**REQUIREMENTS**
Update the lines from the line with "- factor-description: faster: [1019, 247, 1110, 277]" up to and including the line with "- arrow-down-icon: ↓: [1049, 457, 1065, 487]" by replacing "faster" with "quicker", keeping everything else unchanged.

(Records contained in a dataset)

□ □ □

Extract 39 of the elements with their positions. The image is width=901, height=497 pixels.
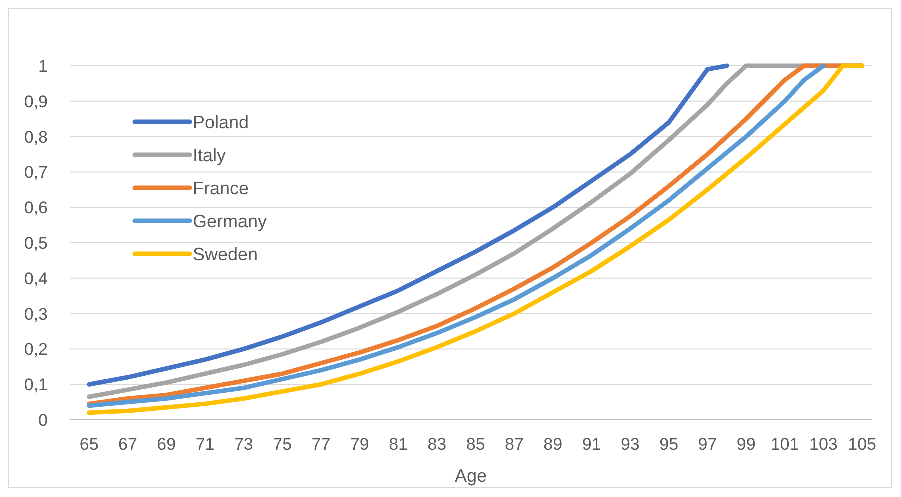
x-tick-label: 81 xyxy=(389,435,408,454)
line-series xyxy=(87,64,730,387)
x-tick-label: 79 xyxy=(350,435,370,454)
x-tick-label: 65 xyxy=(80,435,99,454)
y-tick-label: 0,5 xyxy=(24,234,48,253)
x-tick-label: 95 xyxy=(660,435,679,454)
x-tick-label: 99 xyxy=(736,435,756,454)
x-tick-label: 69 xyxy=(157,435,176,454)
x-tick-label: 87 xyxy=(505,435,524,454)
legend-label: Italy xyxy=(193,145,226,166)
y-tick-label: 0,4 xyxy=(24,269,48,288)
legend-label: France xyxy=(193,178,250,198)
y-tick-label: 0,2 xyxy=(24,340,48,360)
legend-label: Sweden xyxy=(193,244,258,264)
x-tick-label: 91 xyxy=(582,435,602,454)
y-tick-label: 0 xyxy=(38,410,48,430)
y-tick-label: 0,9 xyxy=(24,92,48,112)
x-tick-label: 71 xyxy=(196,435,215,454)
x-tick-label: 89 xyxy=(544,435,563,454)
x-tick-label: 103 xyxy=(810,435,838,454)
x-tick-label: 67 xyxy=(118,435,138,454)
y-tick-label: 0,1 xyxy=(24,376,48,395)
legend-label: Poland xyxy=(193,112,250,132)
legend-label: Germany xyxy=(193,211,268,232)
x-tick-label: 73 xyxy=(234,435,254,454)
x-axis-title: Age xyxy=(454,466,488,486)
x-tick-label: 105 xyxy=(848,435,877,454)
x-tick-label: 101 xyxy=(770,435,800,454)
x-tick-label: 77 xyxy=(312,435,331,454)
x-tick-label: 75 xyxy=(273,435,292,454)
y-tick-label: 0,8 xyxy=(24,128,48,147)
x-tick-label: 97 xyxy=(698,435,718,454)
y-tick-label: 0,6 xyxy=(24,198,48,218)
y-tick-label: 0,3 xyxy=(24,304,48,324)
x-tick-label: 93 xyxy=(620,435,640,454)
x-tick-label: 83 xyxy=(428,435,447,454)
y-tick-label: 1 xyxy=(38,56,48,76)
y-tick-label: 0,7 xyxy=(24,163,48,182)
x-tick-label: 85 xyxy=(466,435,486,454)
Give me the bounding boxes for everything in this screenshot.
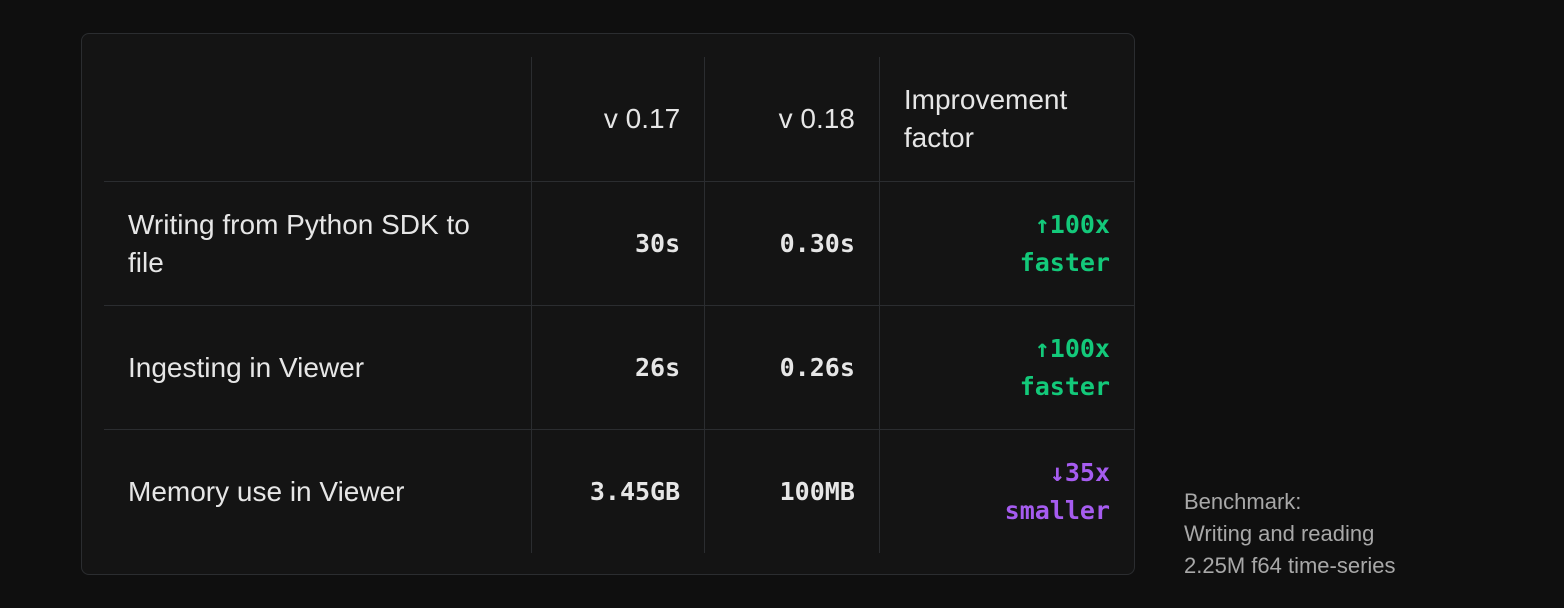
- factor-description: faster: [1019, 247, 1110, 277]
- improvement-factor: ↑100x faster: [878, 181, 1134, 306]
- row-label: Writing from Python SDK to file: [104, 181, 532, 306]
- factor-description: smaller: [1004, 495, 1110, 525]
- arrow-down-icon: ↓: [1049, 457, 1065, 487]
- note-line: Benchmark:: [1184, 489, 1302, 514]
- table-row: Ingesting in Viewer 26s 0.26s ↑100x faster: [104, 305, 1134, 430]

□ □ □

**SOLUTION**
- factor-description: quicker: [1019, 247, 1110, 277]
- improvement-factor: ↑100x quicker: [878, 181, 1134, 306]
- row-label: Writing from Python SDK to file: [104, 181, 532, 306]
- factor-description: smaller: [1004, 495, 1110, 525]
- arrow-down-icon: ↓: [1049, 457, 1065, 487]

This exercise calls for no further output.